> **Set task 1**: The text discusses scaling a word table in a database. What average word length does it expect for the roughly 40 TBs of words?
> **Set task 2**: Pick up the discussion about scaling a word database from where it stops, and continue it.

> **Reading text**:
++++++++
I can easily do this with any RDBMS, with a table of three columns: auto incremented ID, word and refcount, with a unique index on word.
The challenge could be:
- that it should scale to several TBs of size and several (hundred) billion of records. One scenario would be to store about 40 TBs of words and the average word length would be about 50-60 bytes (that's about 800*10^9 records). It should work well both for inserting and searching (encoding and decoding) words.
50-60 bytes! Oh, so we are not talking about natural language here. Sorry, I just assumed that.
Yes, sorry.
Still, I think performance will be a big issue here. I have never tried postgresql on anything faster than a fast PC but in my humble experience an insert will take at least one ms. With this speed 800*10^9 records would take 25 years to insert. I think you have to think bigger than a single server (ok, that was stating the obvious).
Well, to be honest, that would be for a single server. And I would like to have more than a single server. :) One ms is 1000 TPS, if you can't utilize the DB more with multiple threads. I haven't really got a fast PC yet, but I could easily achieve 12k TPS with some multicore stuff and BBWC RAID controllers.
It's only 771 years then. :)
++++++++
> **Source material**:
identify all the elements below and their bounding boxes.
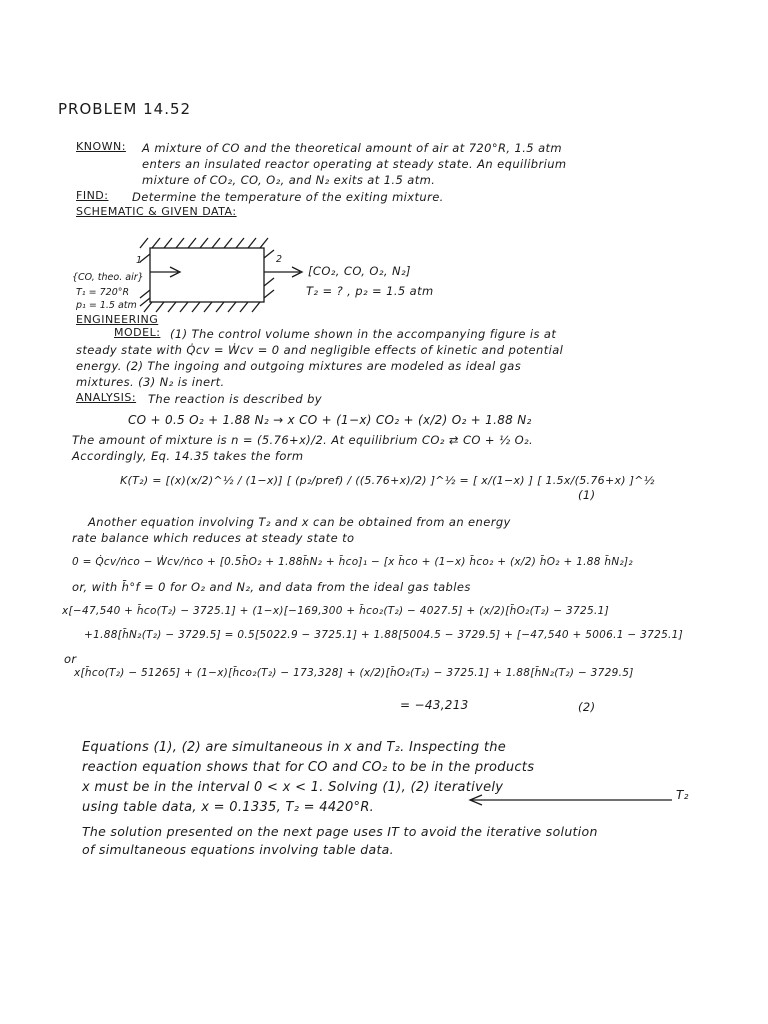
++++++++
> **Result 1**: About 50-60 bytes.

> **Result 2**:
- I need atomicity and durability, but having these on a word (record) level takes too much IOPS and have no use, so it would be good to have an interface for inserting about 1000-500000 words in one call, assign a unique ID to each unique words and store them (if the word has had already an ID, increment its refcount) and give back the IDs for each words. This transaction could be committed as one, so the transactions could be big, sparing IOPS. - I need concurrency, so when the above happens from two sources at the same time, the same word in the two transactions must get the same ID
Unless the ID is some kind of hash you will have to serialize inserts of new words.
I start to think this too, if the unique constraint is there...

Is postgresql a good choice for doing this and if yes, what would be the optimal (for both time and space efficiency at encoding and decoding) use case?
I might be wrong but this kind of project should probably not rely on a "standard" RDBMS. The data structure itself does not seem to complex and the performance requirements are quite demanding.
I've done some experiments with BerkeleyDB and Tokyo/Kyoto Cabinet, but I was curious about the opinion of the RDBMS masters.

Thanks for sharing.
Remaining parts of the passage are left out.